(Data entries)
########

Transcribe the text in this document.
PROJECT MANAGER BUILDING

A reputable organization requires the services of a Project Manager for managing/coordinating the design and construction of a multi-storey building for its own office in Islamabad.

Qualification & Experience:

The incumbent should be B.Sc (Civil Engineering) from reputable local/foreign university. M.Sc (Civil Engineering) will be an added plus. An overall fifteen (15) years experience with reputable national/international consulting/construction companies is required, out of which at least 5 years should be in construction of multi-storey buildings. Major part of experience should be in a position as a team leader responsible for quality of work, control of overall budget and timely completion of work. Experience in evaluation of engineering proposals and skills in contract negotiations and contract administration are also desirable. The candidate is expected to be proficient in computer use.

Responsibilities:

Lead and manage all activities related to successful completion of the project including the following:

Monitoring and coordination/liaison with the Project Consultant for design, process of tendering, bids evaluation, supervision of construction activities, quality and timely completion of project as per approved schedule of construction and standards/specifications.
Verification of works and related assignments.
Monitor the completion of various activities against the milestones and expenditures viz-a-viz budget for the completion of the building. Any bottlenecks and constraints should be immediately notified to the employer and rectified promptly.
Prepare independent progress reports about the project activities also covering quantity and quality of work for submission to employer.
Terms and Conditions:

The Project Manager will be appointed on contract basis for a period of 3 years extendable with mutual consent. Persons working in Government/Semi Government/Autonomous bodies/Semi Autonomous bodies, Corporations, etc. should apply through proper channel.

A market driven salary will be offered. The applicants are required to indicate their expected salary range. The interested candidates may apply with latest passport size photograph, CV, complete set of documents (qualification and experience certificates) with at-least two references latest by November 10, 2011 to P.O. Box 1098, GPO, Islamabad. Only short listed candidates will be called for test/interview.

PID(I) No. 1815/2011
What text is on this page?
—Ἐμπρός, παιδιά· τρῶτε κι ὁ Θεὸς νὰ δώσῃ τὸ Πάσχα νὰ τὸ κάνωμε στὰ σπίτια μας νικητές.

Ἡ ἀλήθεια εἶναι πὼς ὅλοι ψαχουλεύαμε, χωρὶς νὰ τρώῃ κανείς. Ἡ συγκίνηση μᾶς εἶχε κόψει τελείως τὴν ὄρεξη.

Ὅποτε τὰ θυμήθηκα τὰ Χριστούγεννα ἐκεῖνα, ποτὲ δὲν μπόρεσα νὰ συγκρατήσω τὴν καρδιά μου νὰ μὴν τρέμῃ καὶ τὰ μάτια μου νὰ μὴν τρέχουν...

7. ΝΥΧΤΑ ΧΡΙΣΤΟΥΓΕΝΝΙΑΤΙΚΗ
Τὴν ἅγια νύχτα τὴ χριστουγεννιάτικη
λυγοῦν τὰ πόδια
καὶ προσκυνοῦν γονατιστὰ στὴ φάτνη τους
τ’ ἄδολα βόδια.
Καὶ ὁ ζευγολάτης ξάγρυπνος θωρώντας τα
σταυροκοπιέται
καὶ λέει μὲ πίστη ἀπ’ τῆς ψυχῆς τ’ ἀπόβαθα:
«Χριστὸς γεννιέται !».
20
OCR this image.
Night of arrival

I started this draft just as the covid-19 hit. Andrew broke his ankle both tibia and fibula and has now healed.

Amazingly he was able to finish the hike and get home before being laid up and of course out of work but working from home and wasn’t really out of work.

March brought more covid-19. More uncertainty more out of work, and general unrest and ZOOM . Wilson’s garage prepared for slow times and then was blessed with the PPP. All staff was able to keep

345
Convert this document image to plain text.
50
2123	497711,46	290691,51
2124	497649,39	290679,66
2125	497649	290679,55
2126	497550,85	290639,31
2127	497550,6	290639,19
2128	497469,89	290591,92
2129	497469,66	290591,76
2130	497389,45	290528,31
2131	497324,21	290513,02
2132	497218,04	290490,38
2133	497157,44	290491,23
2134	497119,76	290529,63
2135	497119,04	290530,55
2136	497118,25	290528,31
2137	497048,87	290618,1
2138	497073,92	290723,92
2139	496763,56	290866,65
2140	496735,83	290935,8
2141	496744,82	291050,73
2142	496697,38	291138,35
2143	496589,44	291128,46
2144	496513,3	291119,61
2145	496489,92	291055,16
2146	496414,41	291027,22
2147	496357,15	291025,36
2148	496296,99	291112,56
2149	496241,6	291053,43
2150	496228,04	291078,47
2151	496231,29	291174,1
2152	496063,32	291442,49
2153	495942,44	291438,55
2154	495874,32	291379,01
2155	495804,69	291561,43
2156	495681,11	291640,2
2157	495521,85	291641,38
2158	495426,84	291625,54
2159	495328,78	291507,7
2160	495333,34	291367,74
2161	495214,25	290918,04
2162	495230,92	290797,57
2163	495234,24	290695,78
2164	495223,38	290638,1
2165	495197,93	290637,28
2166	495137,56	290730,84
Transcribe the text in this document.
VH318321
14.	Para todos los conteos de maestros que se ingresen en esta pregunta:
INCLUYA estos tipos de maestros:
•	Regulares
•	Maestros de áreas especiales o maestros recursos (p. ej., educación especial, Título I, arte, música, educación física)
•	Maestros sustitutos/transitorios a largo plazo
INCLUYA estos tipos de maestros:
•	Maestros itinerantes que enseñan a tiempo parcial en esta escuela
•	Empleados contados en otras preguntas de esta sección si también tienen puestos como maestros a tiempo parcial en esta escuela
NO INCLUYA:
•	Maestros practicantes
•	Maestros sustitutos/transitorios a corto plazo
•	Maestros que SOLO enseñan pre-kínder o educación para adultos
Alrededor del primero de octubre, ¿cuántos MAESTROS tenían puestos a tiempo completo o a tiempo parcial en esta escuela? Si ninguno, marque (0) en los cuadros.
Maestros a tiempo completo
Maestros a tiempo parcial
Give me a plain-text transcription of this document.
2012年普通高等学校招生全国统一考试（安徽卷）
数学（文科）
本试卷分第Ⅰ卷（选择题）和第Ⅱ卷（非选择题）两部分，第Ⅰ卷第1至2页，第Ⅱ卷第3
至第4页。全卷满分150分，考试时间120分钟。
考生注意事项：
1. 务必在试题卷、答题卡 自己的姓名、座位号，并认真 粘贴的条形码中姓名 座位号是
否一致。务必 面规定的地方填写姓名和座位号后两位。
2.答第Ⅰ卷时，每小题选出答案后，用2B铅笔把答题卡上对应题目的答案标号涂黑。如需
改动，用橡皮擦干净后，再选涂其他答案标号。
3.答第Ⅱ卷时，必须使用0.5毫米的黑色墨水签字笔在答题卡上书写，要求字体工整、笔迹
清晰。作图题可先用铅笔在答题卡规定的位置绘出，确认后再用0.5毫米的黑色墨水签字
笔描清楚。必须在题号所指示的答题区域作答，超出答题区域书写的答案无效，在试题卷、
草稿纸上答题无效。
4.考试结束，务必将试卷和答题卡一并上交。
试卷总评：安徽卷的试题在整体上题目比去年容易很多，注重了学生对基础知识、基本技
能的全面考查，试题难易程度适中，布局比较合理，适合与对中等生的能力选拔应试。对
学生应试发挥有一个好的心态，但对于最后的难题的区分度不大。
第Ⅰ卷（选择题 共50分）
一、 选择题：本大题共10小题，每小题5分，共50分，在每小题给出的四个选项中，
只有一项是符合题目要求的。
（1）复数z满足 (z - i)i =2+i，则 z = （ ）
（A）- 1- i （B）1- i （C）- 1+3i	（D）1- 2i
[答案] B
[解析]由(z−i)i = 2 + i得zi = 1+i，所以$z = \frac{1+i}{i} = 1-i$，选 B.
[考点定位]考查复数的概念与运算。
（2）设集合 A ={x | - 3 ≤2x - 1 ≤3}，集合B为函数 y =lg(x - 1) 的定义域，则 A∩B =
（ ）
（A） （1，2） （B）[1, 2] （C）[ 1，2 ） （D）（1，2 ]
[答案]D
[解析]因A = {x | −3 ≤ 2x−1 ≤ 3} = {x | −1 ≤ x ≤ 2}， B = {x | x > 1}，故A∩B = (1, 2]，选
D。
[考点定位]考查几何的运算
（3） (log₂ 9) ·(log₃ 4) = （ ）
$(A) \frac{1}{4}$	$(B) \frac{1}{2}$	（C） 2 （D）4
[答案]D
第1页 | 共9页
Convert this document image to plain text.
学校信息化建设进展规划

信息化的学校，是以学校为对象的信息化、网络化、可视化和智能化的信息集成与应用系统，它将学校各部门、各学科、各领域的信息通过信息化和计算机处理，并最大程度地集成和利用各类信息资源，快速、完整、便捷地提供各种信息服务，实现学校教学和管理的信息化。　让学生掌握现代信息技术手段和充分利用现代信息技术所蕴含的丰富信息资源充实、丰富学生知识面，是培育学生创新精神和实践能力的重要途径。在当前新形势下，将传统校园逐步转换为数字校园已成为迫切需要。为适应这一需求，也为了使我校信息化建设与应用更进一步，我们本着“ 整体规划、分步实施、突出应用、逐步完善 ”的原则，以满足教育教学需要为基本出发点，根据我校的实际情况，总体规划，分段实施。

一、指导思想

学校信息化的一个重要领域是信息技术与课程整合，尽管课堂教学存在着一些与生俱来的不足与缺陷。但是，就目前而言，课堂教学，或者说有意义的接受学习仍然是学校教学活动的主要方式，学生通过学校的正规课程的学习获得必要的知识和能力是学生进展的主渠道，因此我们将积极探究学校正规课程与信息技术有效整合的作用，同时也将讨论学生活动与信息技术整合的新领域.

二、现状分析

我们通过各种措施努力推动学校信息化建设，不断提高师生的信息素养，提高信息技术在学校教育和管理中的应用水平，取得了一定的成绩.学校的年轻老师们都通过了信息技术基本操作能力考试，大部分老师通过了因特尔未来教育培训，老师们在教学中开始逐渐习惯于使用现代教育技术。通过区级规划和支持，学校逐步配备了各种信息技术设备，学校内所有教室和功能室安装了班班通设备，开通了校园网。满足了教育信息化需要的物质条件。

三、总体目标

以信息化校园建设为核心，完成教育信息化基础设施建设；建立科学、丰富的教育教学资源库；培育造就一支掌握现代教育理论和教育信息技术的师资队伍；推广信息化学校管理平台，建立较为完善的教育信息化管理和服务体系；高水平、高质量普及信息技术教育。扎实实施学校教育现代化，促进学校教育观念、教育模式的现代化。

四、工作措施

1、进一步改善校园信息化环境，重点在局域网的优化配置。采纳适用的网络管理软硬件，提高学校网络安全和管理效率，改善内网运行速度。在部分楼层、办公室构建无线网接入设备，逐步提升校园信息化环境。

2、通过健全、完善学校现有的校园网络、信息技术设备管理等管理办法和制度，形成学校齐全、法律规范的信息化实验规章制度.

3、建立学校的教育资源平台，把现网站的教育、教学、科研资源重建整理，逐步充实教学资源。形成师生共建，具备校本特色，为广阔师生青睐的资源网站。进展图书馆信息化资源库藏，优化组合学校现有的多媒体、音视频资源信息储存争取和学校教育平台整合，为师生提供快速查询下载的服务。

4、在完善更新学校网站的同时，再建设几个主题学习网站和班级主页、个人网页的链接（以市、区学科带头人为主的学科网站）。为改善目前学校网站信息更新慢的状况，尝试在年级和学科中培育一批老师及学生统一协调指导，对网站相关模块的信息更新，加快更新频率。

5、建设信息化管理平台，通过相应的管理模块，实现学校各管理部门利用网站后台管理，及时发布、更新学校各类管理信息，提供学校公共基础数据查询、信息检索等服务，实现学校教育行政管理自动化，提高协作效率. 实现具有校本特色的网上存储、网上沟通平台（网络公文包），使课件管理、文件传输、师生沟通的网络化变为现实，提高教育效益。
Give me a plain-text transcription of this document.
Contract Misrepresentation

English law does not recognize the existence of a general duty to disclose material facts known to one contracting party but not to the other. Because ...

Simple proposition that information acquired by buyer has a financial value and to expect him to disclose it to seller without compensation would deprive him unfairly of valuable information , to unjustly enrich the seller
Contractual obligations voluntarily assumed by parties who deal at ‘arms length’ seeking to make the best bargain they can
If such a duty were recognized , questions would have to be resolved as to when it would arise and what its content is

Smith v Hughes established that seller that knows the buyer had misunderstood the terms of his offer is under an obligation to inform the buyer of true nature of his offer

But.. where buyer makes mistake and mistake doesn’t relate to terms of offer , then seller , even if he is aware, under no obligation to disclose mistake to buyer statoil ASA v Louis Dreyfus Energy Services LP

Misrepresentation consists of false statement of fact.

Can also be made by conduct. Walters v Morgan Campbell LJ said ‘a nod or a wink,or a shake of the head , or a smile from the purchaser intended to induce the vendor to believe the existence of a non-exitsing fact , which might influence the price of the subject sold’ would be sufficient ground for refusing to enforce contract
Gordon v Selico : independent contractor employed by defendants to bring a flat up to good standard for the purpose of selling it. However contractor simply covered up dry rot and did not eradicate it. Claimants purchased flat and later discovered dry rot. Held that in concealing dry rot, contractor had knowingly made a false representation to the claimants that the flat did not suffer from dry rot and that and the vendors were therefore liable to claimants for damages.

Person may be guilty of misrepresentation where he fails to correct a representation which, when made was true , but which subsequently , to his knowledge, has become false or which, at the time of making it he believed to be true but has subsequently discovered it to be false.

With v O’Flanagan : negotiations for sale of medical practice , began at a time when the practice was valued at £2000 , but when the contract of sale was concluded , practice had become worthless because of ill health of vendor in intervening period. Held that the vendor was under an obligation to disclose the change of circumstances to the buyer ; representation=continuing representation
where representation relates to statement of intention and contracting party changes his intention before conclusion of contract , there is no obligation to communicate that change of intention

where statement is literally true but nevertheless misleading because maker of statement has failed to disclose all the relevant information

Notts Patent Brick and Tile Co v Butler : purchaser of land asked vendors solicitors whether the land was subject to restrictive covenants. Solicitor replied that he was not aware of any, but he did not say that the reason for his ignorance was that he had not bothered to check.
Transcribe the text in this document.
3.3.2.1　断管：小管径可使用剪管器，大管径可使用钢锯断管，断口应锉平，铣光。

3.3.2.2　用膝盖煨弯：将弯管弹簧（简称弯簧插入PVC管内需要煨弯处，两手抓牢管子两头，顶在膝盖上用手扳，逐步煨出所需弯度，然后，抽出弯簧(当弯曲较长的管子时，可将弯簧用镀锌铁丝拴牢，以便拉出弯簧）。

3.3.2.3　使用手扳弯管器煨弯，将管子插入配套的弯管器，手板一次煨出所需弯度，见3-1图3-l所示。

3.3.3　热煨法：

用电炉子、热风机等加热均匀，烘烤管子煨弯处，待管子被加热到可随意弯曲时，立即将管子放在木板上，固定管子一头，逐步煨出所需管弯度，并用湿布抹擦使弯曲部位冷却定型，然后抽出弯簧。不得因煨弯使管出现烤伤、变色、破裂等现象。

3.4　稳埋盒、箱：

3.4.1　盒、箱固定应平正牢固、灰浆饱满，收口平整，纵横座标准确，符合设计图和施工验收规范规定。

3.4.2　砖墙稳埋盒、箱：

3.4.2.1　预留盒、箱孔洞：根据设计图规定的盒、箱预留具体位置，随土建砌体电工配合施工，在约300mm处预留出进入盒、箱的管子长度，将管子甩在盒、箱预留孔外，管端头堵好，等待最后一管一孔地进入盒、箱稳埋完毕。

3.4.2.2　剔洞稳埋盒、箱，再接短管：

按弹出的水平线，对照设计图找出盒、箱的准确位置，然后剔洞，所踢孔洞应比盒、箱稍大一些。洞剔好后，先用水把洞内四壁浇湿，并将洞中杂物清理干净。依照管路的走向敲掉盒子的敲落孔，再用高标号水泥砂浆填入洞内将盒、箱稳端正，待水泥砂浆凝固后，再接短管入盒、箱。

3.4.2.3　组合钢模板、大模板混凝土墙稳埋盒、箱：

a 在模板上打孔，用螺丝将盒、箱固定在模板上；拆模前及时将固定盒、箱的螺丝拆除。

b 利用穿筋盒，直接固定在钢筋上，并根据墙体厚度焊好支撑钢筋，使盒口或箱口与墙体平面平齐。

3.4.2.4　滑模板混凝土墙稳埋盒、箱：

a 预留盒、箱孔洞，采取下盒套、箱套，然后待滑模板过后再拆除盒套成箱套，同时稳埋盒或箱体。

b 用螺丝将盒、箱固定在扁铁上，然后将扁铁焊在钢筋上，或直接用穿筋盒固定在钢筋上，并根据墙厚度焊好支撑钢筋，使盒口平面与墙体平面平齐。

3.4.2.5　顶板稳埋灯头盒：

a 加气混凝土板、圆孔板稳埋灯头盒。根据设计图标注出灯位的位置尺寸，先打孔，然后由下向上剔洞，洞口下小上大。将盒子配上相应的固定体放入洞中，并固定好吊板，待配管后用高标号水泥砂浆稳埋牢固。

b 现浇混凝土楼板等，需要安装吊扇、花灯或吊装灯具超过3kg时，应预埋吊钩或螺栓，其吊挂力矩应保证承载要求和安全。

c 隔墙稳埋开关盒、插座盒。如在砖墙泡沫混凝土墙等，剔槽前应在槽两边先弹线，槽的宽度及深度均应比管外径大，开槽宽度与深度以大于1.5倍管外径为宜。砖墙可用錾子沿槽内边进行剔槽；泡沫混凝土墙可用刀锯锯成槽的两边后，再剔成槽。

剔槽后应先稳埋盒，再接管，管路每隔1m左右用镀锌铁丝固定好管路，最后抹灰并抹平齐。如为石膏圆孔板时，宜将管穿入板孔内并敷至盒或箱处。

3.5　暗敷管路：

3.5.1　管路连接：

########

WRITTEN PROBLEM: Collect every line with the string "escuela" from the records, and copy each.

WORKED ANSWER:
•	Maestros itinerantes que enseñan a tiempo parcial en esta escuela
•	Empleados contados en otras preguntas de esta sección si también tienen puestos como maestros a tiempo parcial en esta escuela
Alrededor del primero de octubre, ¿cuántos MAESTROS tenían puestos a tiempo completo o a tiempo parcial en esta escuela? Si ninguno, marque (0) en los cuadros.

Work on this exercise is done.